- _SHORT EXERCISE_:
Pick out and copy every line below that has the word "Video".

- _SUPPLIED ENTRIES_:
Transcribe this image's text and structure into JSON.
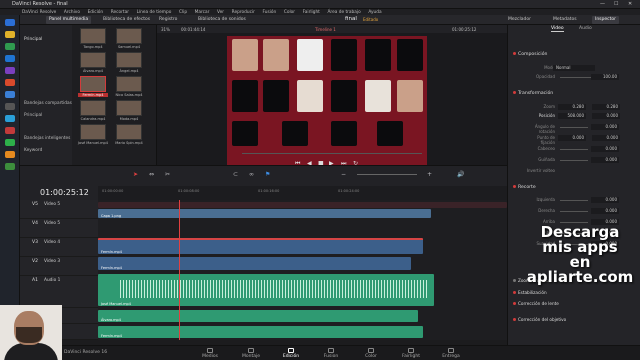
{
  "app": {
    "title": "DaVinci Resolve - final",
    "project_title": "final",
    "edited_label": "Editado"
  },
  "menu": [
    "DaVinci Resolve",
    "Archivo",
    "Edición",
    "Recortar",
    "Línea de tiempo",
    "Clip",
    "Marcar",
    "Ver",
    "Reproducir",
    "Fusión",
    "Color",
    "Fairlight",
    "Área de trabajo",
    "Ayuda"
  ],
  "toolbar": {
    "media_pool": "Panel multimedia",
    "effects": "Biblioteca de efectos",
    "index": "Registro",
    "sound": "Biblioteca de sonidos",
    "mixer": "Mezclador",
    "metadata": "Metadatos",
    "inspector": "Inspector"
  },
  "viewer": {
    "zoom": "31%",
    "src_timecode": "00:01:44:14",
    "timeline_name": "Timeline 1",
    "rec_timecode": "01:00:25:12"
  },
  "left_panel": {
    "master": "Principal",
    "smart_bins": "Bandejas compartidas",
    "key_master": "Principal",
    "smart_bins2": "Bandejas inteligentes",
    "keywords": "Keyword"
  },
  "media_pool": [
    {
      "label": "Tango.mp4"
    },
    {
      "label": "Samuel.mp4"
    },
    {
      "label": "Álvaro.mp4"
    },
    {
      "label": "Ángel.mp4"
    },
    {
      "label": "Fermín.mp4"
    },
    {
      "label": "Nico Salas.mp4"
    },
    {
      "label": "Calandra.mp4"
    },
    {
      "label": "Moda.mp4"
    },
    {
      "label": "José Manuel.mp4"
    },
    {
      "label": "Mario Spin.mp4"
    }
  ],
  "inspector": {
    "tab_video": "Video",
    "tab_audio": "Audio",
    "composite": "Composición",
    "mode_label": "Modo",
    "mode_value": "Normal",
    "opacity_label": "Opacidad",
    "opacity_value": "100.00",
    "transform": "Transformación",
    "zoom_label": "Zoom",
    "zoom_x": "0.280",
    "zoom_y": "0.280",
    "pos_label": "Posición",
    "pos_x": "508.000",
    "pos_y": "0.000",
    "rot_label": "Ángulo de rotación",
    "rot_value": "0.000",
    "anchor_label": "Punto de fijación",
    "anchor_x": "0.000",
    "anchor_y": "0.000",
    "pitch_label": "Cabeceo",
    "pitch_value": "0.000",
    "yaw_label": "Guiñada",
    "yaw_value": "0.000",
    "flip_label": "Invertir volteo",
    "crop": "Recorte",
    "crop_left": "Izquierda",
    "crop_left_v": "0.000",
    "crop_right": "Derecha",
    "crop_right_v": "0.000",
    "crop_top": "Arriba",
    "crop_top_v": "0.000",
    "crop_bottom": "Abajo",
    "crop_bottom_v": "0.000",
    "softness": "Suavidad",
    "softness_v": "0.000",
    "dynamic_zoom": "Zoom dinámico",
    "stabilization": "Estabilización",
    "lens": "Corrección de lente",
    "retime": "Corrección del objetivo"
  },
  "timeline": {
    "timecode": "01:00:25:12",
    "ruler": [
      "01:00:00:00",
      "01:00:08:00",
      "01:00:16:00",
      "01:00:24:00"
    ],
    "tracks": [
      {
        "id": "V5",
        "name": "Video 5"
      },
      {
        "id": "V4",
        "name": "Video 5"
      },
      {
        "id": "V3",
        "name": "Video 4"
      },
      {
        "id": "V2",
        "name": "Video 3"
      },
      {
        "id": "A1",
        "name": "Audio 1"
      },
      {
        "id": "A2",
        "name": ""
      },
      {
        "id": "A3",
        "name": ""
      }
    ],
    "clips": {
      "v5": "Capa 1.png",
      "v3": "Fermín.mp4",
      "v2": "Fermín.mp4",
      "a1": "José Manuel.mp4",
      "a2": "Álvaro.mp4",
      "a3": "Fermín.mp4"
    }
  },
  "pages": [
    "Medios",
    "Montaje",
    "Edición",
    "Fusion",
    "Color",
    "Fairlight",
    "Entrega"
  ],
  "overlay": {
    "line1": "Descarga",
    "line2": "mis apps",
    "line3": "en",
    "line4": "apliarte.com"
  },
  "footer": {
    "version": "DaVinci Resolve 16"
  }
}
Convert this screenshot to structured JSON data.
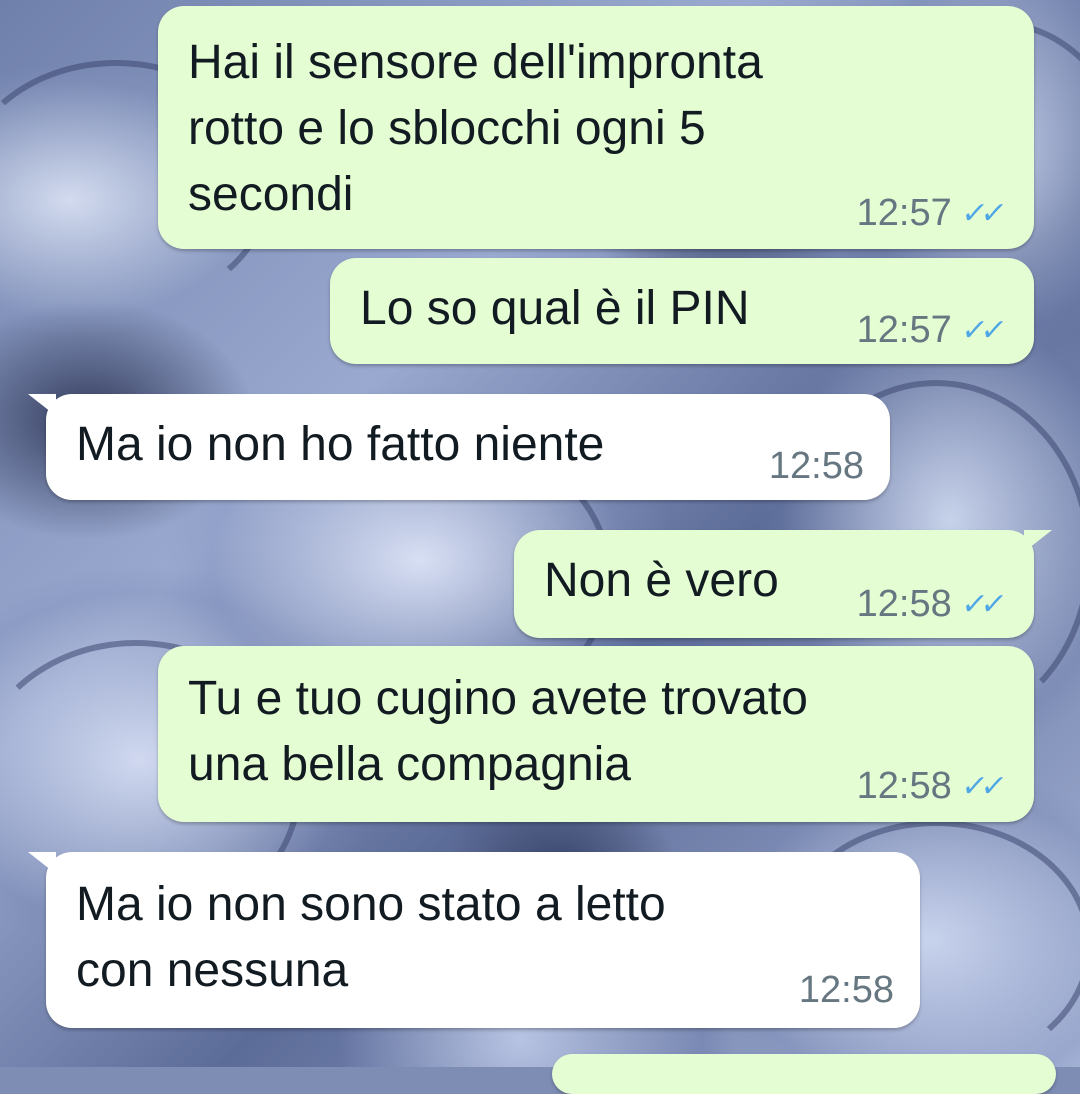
{
  "messages": [
    {
      "direction": "outgoing",
      "text": "Hai il sensore dell'impronta\nrotto e lo sblocchi ogni 5\nsecondi",
      "time": "12:57",
      "status_icon": "double-check-read-icon"
    },
    {
      "direction": "outgoing",
      "text": "Lo so qual è il PIN",
      "time": "12:57",
      "status_icon": "double-check-read-icon"
    },
    {
      "direction": "incoming",
      "text": "Ma io non ho fatto niente",
      "time": "12:58"
    },
    {
      "direction": "outgoing",
      "text": "Non è vero",
      "time": "12:58",
      "status_icon": "double-check-read-icon"
    },
    {
      "direction": "outgoing",
      "text": "Tu e tuo cugino avete trovato\nuna bella compagnia",
      "time": "12:58",
      "status_icon": "double-check-read-icon"
    },
    {
      "direction": "incoming",
      "text": "Ma io non sono stato a letto\ncon nessuna",
      "time": "12:58"
    }
  ],
  "colors": {
    "outgoing_bubble": "#e5fdd3",
    "incoming_bubble": "#ffffff",
    "read_ticks": "#4fa6e6",
    "timestamp": "#667781"
  },
  "ticks_glyph": "✓✓"
}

- _FULL OUTPUT_:
    "tab_video": "Video",
        "name": "Video 5"
        "name": "Video 5"
        "name": "Video 4"
        "name": "Video 3"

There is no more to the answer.